Dataset items:
#####

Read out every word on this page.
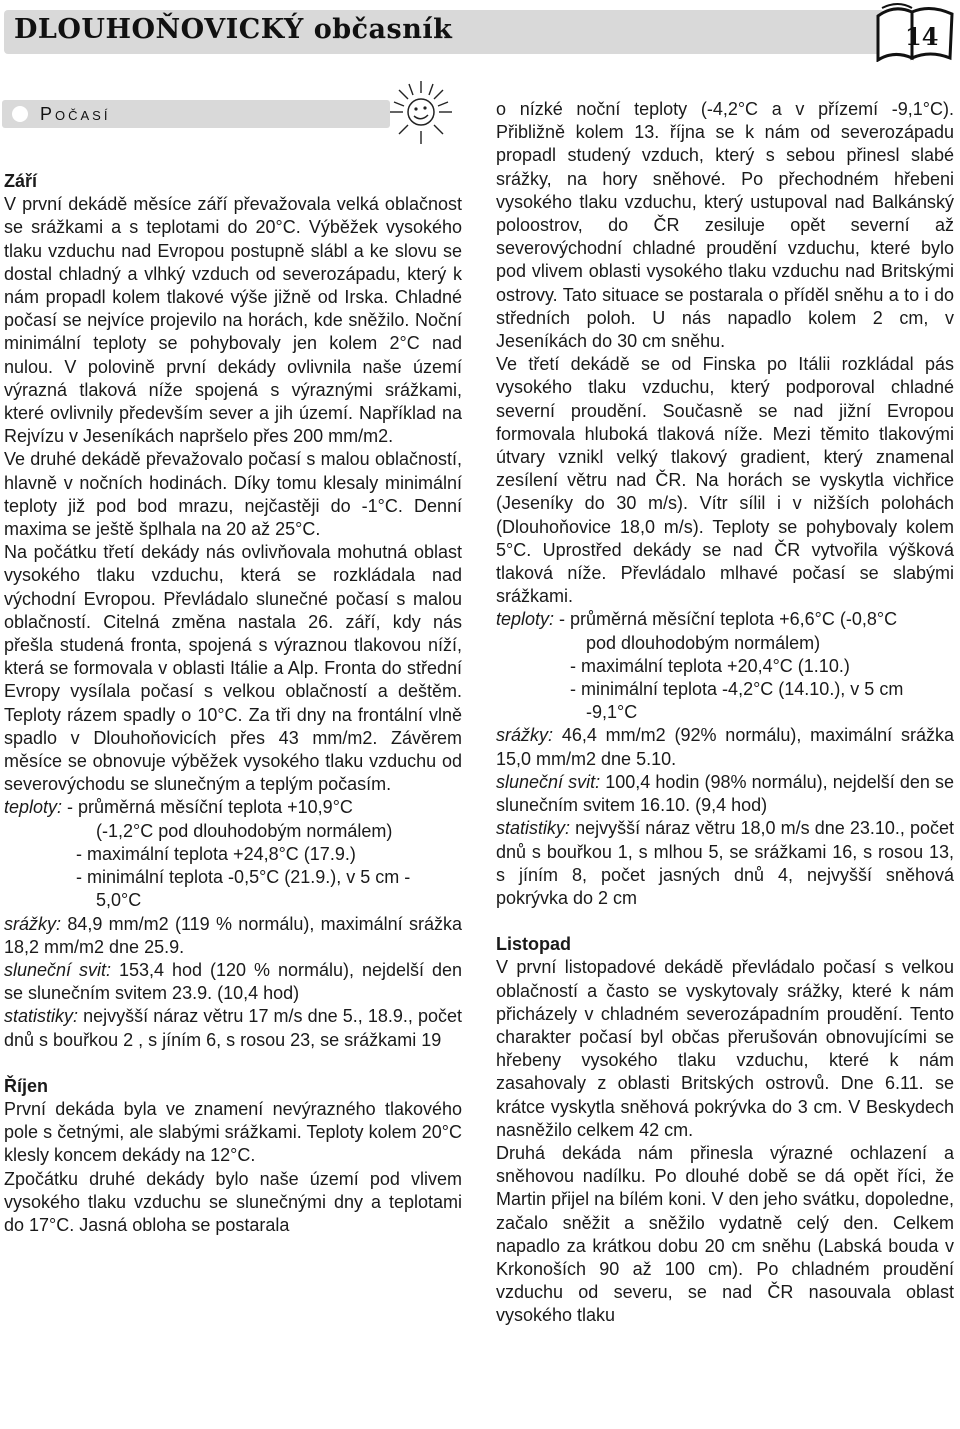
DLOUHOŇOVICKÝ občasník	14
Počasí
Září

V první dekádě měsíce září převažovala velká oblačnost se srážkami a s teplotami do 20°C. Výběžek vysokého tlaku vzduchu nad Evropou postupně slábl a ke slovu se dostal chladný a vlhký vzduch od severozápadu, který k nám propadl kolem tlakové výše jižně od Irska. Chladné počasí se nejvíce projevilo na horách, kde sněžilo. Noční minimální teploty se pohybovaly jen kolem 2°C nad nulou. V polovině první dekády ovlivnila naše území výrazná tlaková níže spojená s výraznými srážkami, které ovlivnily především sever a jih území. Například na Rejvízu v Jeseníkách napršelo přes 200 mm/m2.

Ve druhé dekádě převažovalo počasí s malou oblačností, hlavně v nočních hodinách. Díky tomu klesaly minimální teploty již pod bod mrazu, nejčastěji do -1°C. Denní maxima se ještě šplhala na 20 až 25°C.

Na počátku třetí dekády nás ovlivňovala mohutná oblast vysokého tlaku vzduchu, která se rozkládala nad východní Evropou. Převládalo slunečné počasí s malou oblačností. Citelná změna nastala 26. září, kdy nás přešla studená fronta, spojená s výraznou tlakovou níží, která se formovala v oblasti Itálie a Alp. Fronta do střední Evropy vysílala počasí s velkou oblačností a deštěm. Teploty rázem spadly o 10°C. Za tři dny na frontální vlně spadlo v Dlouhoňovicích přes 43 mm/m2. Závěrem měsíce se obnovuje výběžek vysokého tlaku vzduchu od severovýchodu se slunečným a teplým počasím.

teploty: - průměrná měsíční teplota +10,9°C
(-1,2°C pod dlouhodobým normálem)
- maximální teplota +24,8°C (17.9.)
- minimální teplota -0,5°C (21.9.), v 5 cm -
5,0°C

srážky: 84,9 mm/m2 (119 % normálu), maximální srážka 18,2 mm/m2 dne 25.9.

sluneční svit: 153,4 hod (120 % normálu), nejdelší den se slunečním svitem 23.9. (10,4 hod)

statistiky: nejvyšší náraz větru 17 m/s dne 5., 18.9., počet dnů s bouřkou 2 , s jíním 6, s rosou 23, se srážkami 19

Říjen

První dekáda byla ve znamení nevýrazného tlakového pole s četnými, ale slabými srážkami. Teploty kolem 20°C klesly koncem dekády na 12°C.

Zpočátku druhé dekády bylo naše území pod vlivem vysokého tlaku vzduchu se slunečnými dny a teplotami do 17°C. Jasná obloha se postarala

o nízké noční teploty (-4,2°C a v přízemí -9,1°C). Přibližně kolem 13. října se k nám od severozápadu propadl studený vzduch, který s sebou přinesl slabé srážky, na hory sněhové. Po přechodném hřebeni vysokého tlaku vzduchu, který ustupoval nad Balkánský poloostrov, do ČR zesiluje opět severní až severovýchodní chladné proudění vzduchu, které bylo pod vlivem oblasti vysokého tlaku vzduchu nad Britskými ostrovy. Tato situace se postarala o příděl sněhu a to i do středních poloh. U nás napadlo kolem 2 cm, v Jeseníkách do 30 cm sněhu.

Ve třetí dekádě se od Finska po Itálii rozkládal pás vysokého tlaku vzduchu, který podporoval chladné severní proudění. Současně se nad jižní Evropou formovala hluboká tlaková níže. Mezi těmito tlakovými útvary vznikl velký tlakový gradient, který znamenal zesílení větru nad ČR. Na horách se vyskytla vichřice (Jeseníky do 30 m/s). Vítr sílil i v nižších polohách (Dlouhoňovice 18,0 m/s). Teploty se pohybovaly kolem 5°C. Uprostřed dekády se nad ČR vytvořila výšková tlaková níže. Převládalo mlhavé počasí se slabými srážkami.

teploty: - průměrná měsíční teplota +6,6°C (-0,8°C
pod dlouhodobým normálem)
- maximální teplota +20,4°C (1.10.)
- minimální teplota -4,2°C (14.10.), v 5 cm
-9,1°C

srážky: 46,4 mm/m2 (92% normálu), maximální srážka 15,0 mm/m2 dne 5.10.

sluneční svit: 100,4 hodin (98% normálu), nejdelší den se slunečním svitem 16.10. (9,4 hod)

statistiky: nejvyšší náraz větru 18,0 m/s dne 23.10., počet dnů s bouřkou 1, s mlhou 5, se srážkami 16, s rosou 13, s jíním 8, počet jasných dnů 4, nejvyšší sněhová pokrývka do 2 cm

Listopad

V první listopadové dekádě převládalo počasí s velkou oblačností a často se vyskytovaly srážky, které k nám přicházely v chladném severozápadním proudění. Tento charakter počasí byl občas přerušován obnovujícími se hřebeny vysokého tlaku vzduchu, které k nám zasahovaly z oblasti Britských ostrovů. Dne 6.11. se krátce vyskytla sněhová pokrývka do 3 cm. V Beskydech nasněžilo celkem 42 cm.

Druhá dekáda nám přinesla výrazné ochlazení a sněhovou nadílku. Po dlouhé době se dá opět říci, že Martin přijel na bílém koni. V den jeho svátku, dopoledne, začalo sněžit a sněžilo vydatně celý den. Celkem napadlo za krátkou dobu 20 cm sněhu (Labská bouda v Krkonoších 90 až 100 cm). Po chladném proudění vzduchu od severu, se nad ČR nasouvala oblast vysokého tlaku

#####

* _Problem requirements_
Find how many lines include the string "proudění" and report that number alone.

* _Correct response_
4